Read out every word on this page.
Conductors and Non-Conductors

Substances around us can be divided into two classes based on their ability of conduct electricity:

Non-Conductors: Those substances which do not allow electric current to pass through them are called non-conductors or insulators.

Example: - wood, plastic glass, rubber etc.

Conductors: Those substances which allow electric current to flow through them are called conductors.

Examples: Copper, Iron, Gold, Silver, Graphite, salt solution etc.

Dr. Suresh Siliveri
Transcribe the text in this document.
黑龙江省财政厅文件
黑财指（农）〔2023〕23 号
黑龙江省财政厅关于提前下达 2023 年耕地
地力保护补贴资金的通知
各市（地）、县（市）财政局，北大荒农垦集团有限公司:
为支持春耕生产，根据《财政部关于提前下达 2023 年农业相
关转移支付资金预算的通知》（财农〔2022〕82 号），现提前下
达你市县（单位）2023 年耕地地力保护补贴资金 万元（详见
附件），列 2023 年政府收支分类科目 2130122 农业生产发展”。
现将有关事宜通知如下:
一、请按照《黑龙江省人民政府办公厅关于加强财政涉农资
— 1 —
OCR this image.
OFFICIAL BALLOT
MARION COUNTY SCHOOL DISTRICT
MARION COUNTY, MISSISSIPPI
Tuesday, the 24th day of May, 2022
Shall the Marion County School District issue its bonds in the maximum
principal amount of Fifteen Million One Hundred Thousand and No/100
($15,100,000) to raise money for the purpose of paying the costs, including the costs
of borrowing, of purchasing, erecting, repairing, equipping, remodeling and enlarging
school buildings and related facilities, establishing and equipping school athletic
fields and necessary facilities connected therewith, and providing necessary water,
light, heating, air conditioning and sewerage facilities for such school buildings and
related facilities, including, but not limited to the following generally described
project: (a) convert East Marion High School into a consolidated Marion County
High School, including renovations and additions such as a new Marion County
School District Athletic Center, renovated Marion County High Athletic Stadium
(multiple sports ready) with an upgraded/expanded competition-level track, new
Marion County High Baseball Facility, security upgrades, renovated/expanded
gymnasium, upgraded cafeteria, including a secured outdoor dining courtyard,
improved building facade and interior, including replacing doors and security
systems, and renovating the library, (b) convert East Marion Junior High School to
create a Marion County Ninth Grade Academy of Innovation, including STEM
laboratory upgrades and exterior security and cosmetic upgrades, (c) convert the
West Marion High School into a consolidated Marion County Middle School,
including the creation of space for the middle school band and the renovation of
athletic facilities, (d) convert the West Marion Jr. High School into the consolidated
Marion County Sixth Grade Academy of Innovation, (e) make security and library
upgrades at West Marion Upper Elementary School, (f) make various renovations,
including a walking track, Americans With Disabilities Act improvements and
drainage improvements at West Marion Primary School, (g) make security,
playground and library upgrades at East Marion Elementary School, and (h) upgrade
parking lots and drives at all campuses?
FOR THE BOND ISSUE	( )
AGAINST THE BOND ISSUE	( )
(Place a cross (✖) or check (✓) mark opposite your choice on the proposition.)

**EXERCISE PROMPT**:
Make an exact copy of the material above.

**WRITTEN SOLUTION**:
Read out every word on this page.
Conductors and Non-Conductors

Substances around us can be divided into two classes based on their ability of conduct electricity:

Non-Conductors: Those substances which do not allow electric current to pass through them are called non-conductors or insulators.

Example: - wood, plastic glass, rubber etc.

Conductors: Those substances which allow electric current to flow through them are called conductors.

Examples: Copper, Iron, Gold, Silver, Graphite, salt solution etc.

Dr. Suresh Siliveri
Transcribe the text in this document.
黑龙江省财政厅文件
黑财指（农）〔2023〕23 号
黑龙江省财政厅关于提前下达 2023 年耕地
地力保护补贴资金的通知
各市（地）、县（市）财政局，北大荒农垦集团有限公司:
为支持春耕生产，根据《财政部关于提前下达 2023 年农业相
关转移支付资金预算的通知》（财农〔2022〕82 号），现提前下
达你市县（单位）2023 年耕地地力保护补贴资金 万元（详见
附件），列 2023 年政府收支分类科目 2130122 农业生产发展”。
现将有关事宜通知如下:
一、请按照《黑龙江省人民政府办公厅关于加强财政涉农资
— 1 —
OCR this image.
OFFICIAL BALLOT
MARION COUNTY SCHOOL DISTRICT
MARION COUNTY, MISSISSIPPI
Tuesday, the 24th day of May, 2022
Shall the Marion County School District issue its bonds in the maximum
principal amount of Fifteen Million One Hundred Thousand and No/100
($15,100,000) to raise money for the purpose of paying the costs, including the costs
of borrowing, of purchasing, erecting, repairing, equipping, remodeling and enlarging
school buildings and related facilities, establishing and equipping school athletic
fields and necessary facilities connected therewith, and providing necessary water,
light, heating, air conditioning and sewerage facilities for such school buildings and
related facilities, including, but not limited to the following generally described
project: (a) convert East Marion High School into a consolidated Marion County
High School, including renovations and additions such as a new Marion County
School District Athletic Center, renovated Marion County High Athletic Stadium
(multiple sports ready) with an upgraded/expanded competition-level track, new
Marion County High Baseball Facility, security upgrades, renovated/expanded
gymnasium, upgraded cafeteria, including a secured outdoor dining courtyard,
improved building facade and interior, including replacing doors and security
systems, and renovating the library, (b) convert East Marion Junior High School to
create a Marion County Ninth Grade Academy of Innovation, including STEM
laboratory upgrades and exterior security and cosmetic upgrades, (c) convert the
West Marion High School into a consolidated Marion County Middle School,
including the creation of space for the middle school band and the renovation of
athletic facilities, (d) convert the West Marion Jr. High School into the consolidated
Marion County Sixth Grade Academy of Innovation, (e) make security and library
upgrades at West Marion Upper Elementary School, (f) make various renovations,
including a walking track, Americans With Disabilities Act improvements and
drainage improvements at West Marion Primary School, (g) make security,
playground and library upgrades at East Marion Elementary School, and (h) upgrade
parking lots and drives at all campuses?
FOR THE BOND ISSUE	( )
AGAINST THE BOND ISSUE	( )
(Place a cross (✖) or check (✓) mark opposite your choice on the proposition.)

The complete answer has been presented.